#### WRITTEN INSTRUCTION:
Return each line of the data below exactly, omitting any pictures.

#### MATERIAL FOR THE TASK:
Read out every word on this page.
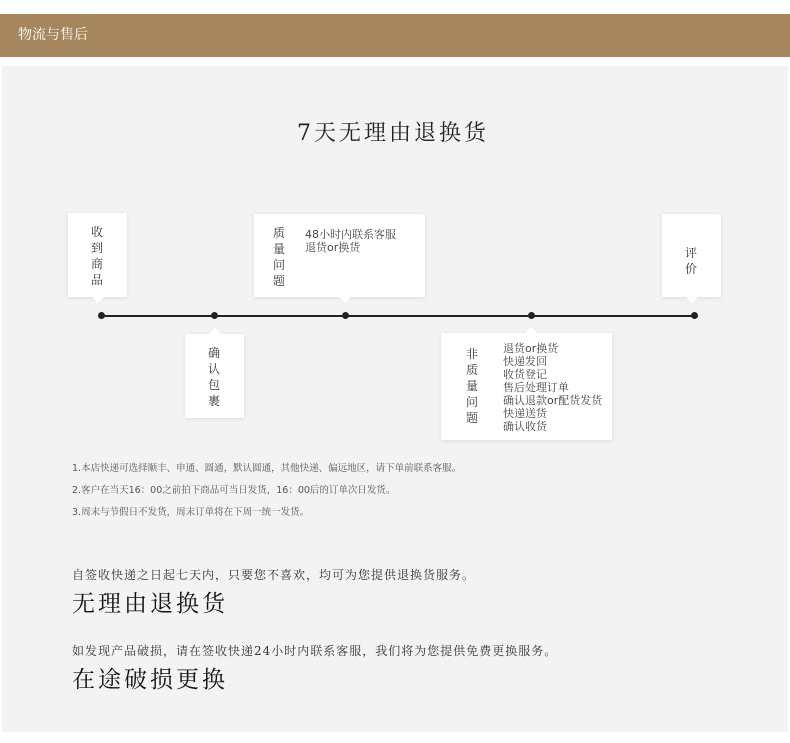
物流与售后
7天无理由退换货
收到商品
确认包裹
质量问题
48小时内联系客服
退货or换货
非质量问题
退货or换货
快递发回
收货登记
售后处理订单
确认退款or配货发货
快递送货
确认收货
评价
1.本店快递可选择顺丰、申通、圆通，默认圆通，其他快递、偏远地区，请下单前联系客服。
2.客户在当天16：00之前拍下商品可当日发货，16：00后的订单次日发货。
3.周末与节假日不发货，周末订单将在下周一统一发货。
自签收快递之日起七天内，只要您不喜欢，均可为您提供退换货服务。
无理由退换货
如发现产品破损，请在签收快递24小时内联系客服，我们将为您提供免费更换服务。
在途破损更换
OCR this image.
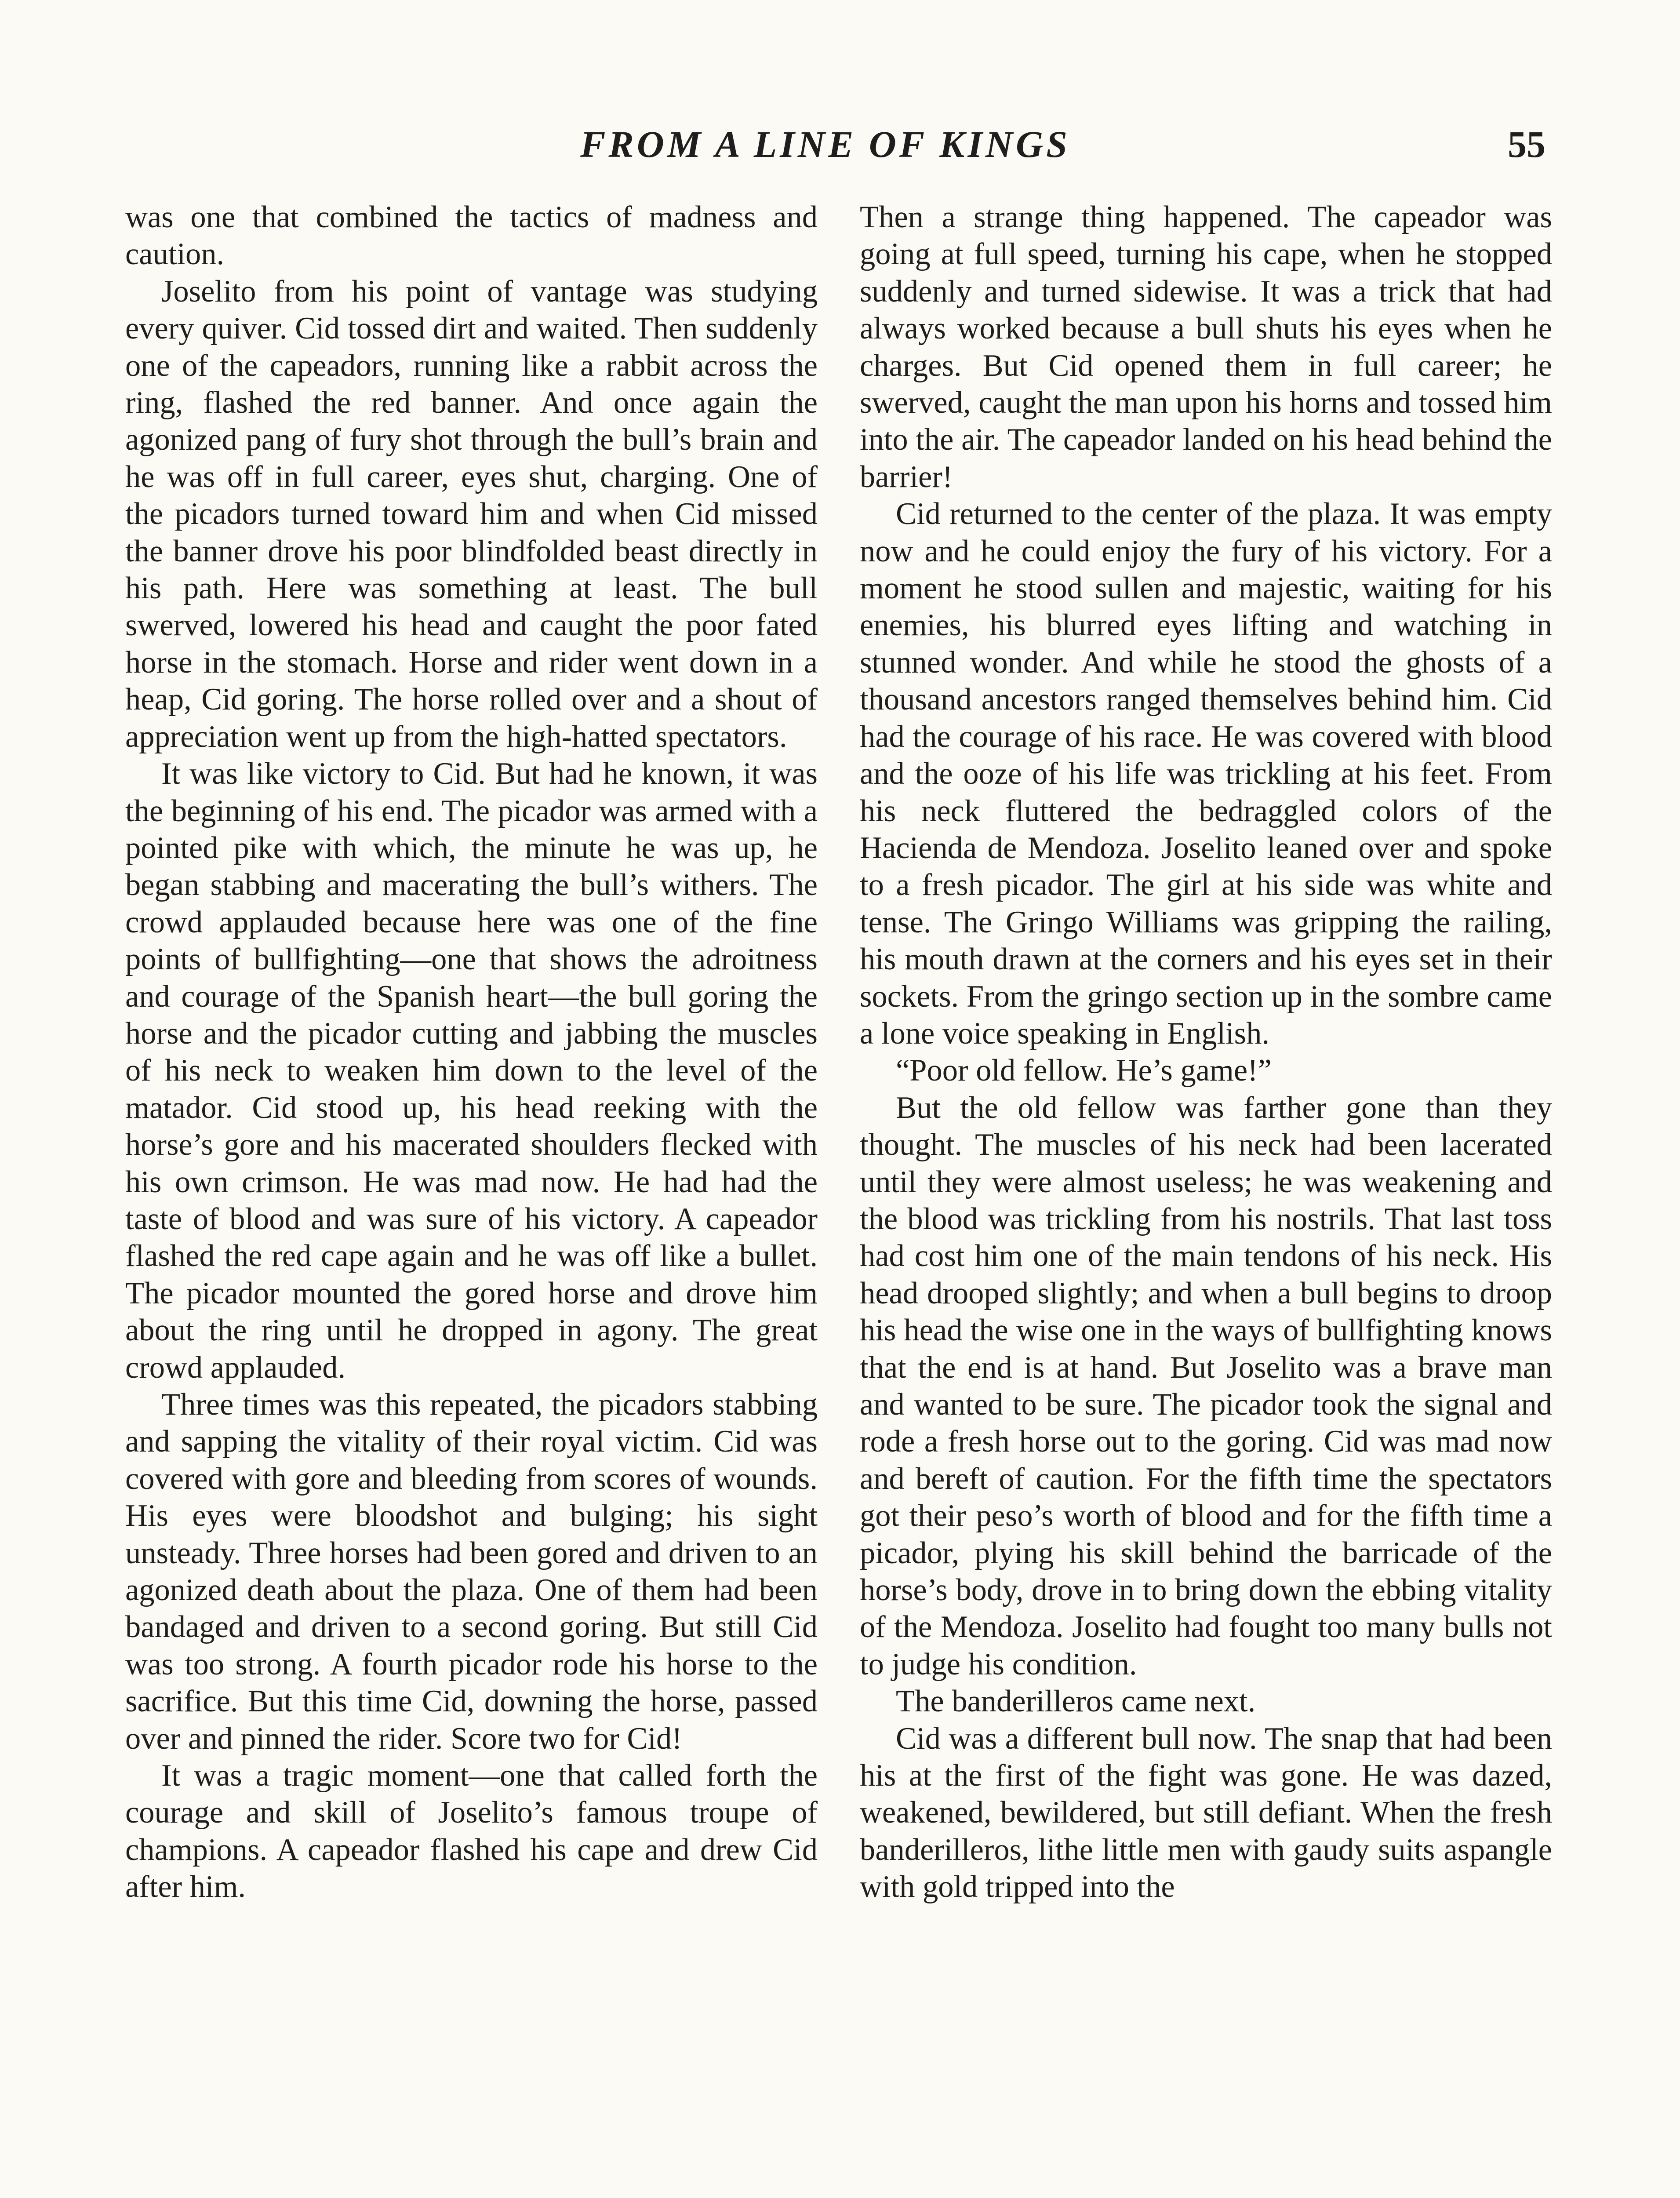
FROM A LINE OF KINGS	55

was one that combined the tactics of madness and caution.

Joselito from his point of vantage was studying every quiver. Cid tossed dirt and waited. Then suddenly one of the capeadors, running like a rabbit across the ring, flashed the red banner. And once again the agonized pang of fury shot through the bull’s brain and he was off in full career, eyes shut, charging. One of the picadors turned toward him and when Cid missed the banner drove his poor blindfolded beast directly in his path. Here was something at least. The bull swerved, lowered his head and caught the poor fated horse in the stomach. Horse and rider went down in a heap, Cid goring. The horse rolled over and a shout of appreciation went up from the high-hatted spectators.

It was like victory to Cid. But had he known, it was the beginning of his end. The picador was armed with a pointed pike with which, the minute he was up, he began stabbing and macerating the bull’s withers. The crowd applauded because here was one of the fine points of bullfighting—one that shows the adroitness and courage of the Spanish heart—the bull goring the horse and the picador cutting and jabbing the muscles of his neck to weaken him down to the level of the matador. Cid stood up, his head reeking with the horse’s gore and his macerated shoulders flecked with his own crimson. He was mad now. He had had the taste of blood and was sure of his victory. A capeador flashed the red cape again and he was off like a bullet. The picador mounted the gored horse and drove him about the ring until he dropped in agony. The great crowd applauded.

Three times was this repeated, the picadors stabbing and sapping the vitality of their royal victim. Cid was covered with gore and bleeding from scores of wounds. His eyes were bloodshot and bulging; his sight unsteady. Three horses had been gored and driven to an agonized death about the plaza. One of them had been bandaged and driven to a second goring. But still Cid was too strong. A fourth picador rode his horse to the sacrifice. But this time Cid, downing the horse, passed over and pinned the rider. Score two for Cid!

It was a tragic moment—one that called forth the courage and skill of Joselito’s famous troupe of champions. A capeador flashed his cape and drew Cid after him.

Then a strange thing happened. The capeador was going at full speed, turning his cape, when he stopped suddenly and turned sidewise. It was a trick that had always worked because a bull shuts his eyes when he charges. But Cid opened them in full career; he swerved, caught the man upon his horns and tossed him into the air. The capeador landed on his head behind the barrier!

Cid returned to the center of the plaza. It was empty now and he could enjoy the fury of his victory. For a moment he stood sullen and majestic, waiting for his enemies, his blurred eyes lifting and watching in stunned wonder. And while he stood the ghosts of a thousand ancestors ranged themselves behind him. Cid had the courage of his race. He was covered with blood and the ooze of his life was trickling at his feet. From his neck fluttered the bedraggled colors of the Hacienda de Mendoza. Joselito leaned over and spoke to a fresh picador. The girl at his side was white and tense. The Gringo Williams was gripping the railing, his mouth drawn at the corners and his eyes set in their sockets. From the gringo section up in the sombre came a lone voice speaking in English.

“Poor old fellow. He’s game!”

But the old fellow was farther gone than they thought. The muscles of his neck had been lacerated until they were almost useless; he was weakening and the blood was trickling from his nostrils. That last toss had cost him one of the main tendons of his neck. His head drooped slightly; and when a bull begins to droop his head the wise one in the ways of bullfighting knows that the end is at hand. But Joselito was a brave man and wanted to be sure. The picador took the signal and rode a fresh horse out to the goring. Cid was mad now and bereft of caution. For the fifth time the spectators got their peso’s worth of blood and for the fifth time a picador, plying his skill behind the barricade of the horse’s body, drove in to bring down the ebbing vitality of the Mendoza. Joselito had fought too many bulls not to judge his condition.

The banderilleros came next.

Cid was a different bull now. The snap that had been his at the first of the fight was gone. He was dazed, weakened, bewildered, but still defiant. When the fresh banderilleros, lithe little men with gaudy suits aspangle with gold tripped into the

#### RESPONSE TO THIS EXERCISE:
Read out every word on this page.
物流与售后
7天无理由退换货
收到商品
确认包裹
质量问题
48小时内联系客服
退货or换货
非质量问题
退货or换货
快递发回
收货登记
售后处理订单
确认退款or配货发货
快递送货
确认收货
评价
1.本店快递可选择顺丰、申通、圆通，默认圆通，其他快递、偏远地区，请下单前联系客服。
2.客户在当天16：00之前拍下商品可当日发货，16：00后的订单次日发货。
3.周末与节假日不发货，周末订单将在下周一统一发货。
自签收快递之日起七天内，只要您不喜欢，均可为您提供退换货服务。
无理由退换货
如发现产品破损，请在签收快递24小时内联系客服，我们将为您提供免费更换服务。
在途破损更换
OCR this image.
FROM A LINE OF KINGS	55

was one that combined the tactics of madness and caution.

Joselito from his point of vantage was studying every quiver. Cid tossed dirt and waited. Then suddenly one of the capeadors, running like a rabbit across the ring, flashed the red banner. And once again the agonized pang of fury shot through the bull’s brain and he was off in full career, eyes shut, charging. One of the picadors turned toward him and when Cid missed the banner drove his poor blindfolded beast directly in his path. Here was something at least. The bull swerved, lowered his head and caught the poor fated horse in the stomach. Horse and rider went down in a heap, Cid goring. The horse rolled over and a shout of appreciation went up from the high-hatted spectators.

It was like victory to Cid. But had he known, it was the beginning of his end. The picador was armed with a pointed pike with which, the minute he was up, he began stabbing and macerating the bull’s withers. The crowd applauded because here was one of the fine points of bullfighting—one that shows the adroitness and courage of the Spanish heart—the bull goring the horse and the picador cutting and jabbing the muscles of his neck to weaken him down to the level of the matador. Cid stood up, his head reeking with the horse’s gore and his macerated shoulders flecked with his own crimson. He was mad now. He had had the taste of blood and was sure of his victory. A capeador flashed the red cape again and he was off like a bullet. The picador mounted the gored horse and drove him about the ring until he dropped in agony. The great crowd applauded.

Three times was this repeated, the picadors stabbing and sapping the vitality of their royal victim. Cid was covered with gore and bleeding from scores of wounds. His eyes were bloodshot and bulging; his sight unsteady. Three horses had been gored and driven to an agonized death about the plaza. One of them had been bandaged and driven to a second goring. But still Cid was too strong. A fourth picador rode his horse to the sacrifice. But this time Cid, downing the horse, passed over and pinned the rider. Score two for Cid!

It was a tragic moment—one that called forth the courage and skill of Joselito’s famous troupe of champions. A capeador flashed his cape and drew Cid after him.

Then a strange thing happened. The capeador was going at full speed, turning his cape, when he stopped suddenly and turned sidewise. It was a trick that had always worked because a bull shuts his eyes when he charges. But Cid opened them in full career; he swerved, caught the man upon his horns and tossed him into the air. The capeador landed on his head behind the barrier!

Cid returned to the center of the plaza. It was empty now and he could enjoy the fury of his victory. For a moment he stood sullen and majestic, waiting for his enemies, his blurred eyes lifting and watching in stunned wonder. And while he stood the ghosts of a thousand ancestors ranged themselves behind him. Cid had the courage of his race. He was covered with blood and the ooze of his life was trickling at his feet. From his neck fluttered the bedraggled colors of the Hacienda de Mendoza. Joselito leaned over and spoke to a fresh picador. The girl at his side was white and tense. The Gringo Williams was gripping the railing, his mouth drawn at the corners and his eyes set in their sockets. From the gringo section up in the sombre came a lone voice speaking in English.

“Poor old fellow. He’s game!”

But the old fellow was farther gone than they thought. The muscles of his neck had been lacerated until they were almost useless; he was weakening and the blood was trickling from his nostrils. That last toss had cost him one of the main tendons of his neck. His head drooped slightly; and when a bull begins to droop his head the wise one in the ways of bullfighting knows that the end is at hand. But Joselito was a brave man and wanted to be sure. The picador took the signal and rode a fresh horse out to the goring. Cid was mad now and bereft of caution. For the fifth time the spectators got their peso’s worth of blood and for the fifth time a picador, plying his skill behind the barricade of the horse’s body, drove in to bring down the ebbing vitality of the Mendoza. Joselito had fought too many bulls not to judge his condition.

The banderilleros came next.

Cid was a different bull now. The snap that had been his at the first of the fight was gone. He was dazed, weakened, bewildered, but still defiant. When the fresh banderilleros, lithe little men with gaudy suits aspangle with gold tripped into the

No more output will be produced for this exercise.